- **DIRECTIONS**
Every record below should be written out exactly; pictures stay out.

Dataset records

·····

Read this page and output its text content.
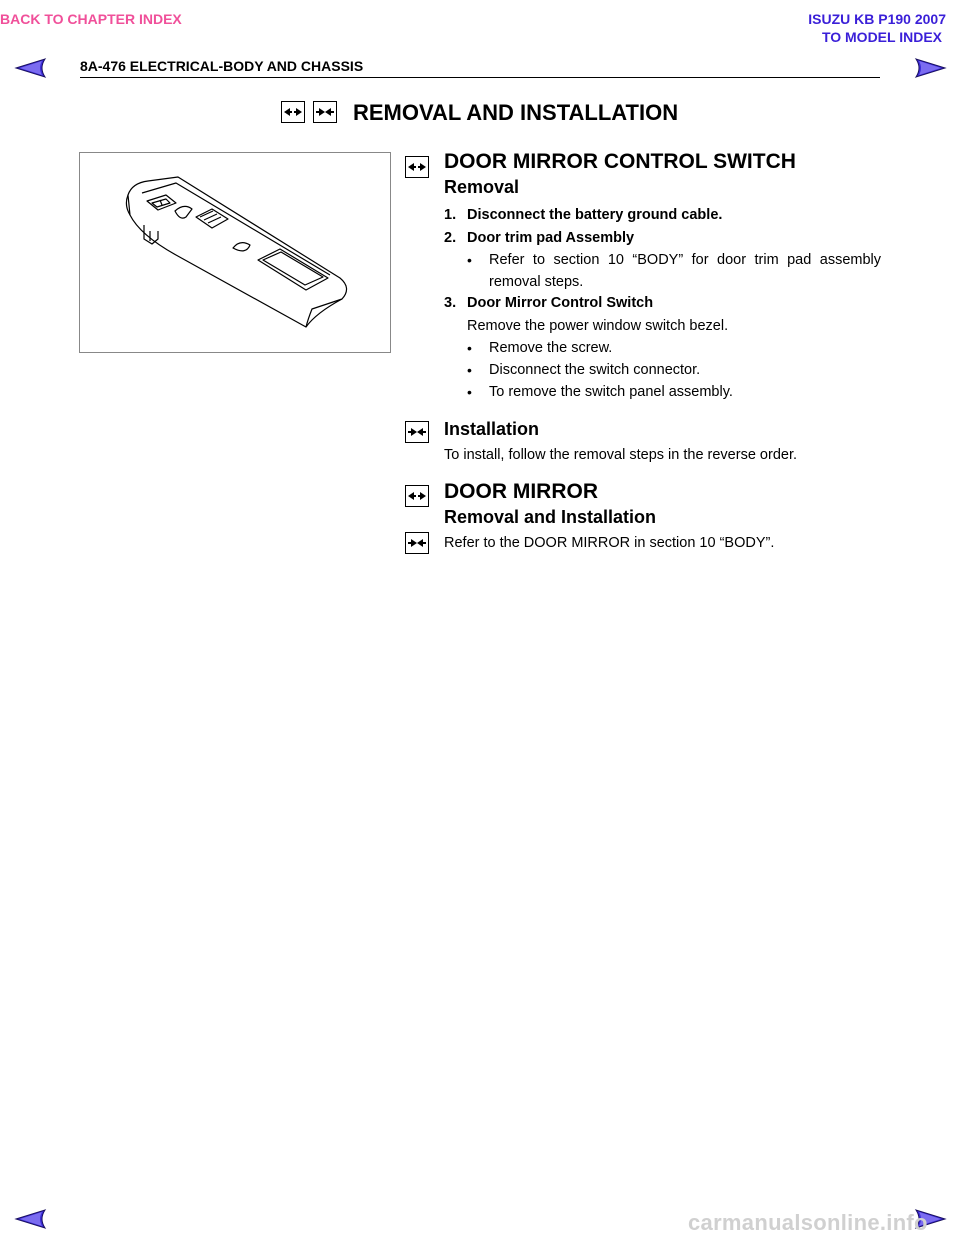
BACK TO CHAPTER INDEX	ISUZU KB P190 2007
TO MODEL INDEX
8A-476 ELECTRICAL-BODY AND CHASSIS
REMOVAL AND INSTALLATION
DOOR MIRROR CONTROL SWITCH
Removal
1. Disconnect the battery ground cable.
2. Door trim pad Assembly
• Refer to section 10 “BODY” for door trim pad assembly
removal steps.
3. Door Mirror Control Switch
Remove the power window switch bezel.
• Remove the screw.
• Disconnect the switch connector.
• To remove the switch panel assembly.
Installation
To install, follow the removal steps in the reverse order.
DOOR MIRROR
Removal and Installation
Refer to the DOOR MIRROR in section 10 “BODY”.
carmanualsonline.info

·····

- **EXPECTED ANSWER**
Read this page and output its text content.
BACK TO CHAPTER INDEX	ISUZU KB P190 2007
TO MODEL INDEX
8A-476 ELECTRICAL-BODY AND CHASSIS
REMOVAL AND INSTALLATION
DOOR MIRROR CONTROL SWITCH
Removal
1. Disconnect the battery ground cable.
2. Door trim pad Assembly
• Refer to section 10 “BODY” for door trim pad assembly
removal steps.
3. Door Mirror Control Switch
Remove the power window switch bezel.
• Remove the screw.
• Disconnect the switch connector.
• To remove the switch panel assembly.
Installation
To install, follow the removal steps in the reverse order.
DOOR MIRROR
Removal and Installation
Refer to the DOOR MIRROR in section 10 “BODY”.
carmanualsonline.info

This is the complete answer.